>> begin INPUT MATERIAL
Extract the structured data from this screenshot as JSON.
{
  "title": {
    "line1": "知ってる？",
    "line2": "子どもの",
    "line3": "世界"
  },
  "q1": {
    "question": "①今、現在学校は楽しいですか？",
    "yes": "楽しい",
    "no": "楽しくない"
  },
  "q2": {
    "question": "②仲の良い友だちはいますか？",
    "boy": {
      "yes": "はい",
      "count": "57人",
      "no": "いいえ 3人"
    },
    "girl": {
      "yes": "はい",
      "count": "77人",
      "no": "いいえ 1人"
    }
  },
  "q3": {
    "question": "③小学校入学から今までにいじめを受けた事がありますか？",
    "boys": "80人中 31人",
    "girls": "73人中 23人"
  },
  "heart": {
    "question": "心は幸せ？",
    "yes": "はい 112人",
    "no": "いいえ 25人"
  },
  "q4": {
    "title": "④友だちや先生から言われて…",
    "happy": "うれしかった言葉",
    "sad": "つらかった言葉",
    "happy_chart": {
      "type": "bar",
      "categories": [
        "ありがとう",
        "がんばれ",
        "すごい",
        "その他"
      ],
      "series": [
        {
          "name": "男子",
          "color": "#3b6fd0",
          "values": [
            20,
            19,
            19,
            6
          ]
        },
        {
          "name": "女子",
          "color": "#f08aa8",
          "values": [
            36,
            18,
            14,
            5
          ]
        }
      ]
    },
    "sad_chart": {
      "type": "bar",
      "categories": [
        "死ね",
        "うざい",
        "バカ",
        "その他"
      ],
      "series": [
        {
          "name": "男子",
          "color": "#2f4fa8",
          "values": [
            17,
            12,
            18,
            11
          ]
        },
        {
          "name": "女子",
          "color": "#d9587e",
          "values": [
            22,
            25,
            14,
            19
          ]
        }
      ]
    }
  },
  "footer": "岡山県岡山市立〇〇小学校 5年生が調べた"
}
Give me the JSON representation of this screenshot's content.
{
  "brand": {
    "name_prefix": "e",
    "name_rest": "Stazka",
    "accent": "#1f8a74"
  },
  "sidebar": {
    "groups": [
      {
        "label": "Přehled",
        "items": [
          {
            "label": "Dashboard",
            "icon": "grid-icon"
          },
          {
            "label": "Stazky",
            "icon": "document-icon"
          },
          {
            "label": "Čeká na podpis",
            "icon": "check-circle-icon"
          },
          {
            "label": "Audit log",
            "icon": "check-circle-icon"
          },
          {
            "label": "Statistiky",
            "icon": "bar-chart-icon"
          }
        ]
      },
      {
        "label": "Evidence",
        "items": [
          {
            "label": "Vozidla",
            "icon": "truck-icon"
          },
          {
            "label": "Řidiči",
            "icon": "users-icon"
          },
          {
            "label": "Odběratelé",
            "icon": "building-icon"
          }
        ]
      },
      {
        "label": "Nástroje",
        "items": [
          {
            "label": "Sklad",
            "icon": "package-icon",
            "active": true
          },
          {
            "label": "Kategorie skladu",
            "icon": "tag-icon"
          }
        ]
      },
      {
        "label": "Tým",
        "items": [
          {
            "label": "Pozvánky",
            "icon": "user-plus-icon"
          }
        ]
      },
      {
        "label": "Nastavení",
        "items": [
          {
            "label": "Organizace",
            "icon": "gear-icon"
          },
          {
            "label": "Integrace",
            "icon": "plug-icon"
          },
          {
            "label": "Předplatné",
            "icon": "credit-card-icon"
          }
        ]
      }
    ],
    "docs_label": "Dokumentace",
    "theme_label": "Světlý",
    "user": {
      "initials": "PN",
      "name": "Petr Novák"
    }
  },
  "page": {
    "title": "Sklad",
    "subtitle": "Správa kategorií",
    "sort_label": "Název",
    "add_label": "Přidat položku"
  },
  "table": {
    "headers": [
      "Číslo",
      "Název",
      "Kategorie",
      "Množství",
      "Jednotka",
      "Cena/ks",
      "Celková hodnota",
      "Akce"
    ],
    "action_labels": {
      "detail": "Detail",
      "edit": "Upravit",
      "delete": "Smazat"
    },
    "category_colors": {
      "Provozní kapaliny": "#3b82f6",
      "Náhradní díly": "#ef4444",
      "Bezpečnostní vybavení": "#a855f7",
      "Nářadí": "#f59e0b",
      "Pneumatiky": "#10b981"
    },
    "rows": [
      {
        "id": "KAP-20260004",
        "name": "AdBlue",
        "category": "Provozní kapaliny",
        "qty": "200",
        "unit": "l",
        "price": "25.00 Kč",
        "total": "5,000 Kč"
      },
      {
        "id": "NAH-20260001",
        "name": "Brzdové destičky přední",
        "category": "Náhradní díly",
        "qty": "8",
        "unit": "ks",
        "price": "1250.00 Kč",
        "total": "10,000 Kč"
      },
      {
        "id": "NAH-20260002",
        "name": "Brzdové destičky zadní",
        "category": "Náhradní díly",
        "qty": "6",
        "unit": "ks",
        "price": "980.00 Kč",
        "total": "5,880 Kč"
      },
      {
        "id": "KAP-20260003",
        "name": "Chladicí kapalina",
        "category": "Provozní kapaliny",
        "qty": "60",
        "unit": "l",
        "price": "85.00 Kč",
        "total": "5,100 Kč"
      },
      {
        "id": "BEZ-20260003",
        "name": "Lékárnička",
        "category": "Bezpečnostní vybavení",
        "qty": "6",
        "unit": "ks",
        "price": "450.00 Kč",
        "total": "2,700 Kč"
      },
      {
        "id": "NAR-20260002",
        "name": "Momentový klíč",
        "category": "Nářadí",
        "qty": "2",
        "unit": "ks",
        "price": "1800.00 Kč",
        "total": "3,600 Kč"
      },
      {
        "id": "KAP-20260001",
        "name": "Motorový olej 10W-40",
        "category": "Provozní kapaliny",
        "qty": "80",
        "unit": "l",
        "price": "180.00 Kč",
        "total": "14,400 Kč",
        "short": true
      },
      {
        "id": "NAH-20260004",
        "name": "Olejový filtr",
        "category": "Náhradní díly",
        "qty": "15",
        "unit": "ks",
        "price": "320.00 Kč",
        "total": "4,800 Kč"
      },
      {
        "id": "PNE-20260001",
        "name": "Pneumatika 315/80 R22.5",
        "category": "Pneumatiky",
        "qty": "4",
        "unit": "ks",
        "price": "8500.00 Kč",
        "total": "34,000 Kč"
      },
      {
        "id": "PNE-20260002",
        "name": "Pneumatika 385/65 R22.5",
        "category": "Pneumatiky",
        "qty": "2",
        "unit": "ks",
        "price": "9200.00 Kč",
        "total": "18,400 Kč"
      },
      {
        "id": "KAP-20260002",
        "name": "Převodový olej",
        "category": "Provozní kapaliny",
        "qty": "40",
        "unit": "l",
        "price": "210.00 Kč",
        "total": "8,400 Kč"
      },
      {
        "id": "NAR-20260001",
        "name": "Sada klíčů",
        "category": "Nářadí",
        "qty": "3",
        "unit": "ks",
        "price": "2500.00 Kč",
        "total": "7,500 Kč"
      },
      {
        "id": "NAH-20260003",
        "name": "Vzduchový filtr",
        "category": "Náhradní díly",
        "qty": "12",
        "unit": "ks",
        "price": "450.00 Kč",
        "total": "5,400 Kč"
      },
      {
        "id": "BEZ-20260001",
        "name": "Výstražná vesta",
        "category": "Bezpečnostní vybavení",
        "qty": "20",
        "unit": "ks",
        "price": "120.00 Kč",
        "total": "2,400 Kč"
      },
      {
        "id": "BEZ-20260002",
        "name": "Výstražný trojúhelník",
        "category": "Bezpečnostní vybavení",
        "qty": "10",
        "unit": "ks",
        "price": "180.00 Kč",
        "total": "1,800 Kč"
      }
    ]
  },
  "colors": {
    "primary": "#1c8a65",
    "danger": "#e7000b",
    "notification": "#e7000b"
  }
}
>> end INPUT MATERIAL
▶ _WHAT IS REQUIRED_
Wherever "destičky" shows up in a line, copy that line.

▶ _RESULT_
        "name": "Brzdové destičky přední",
        "name": "Brzdové destičky zadní",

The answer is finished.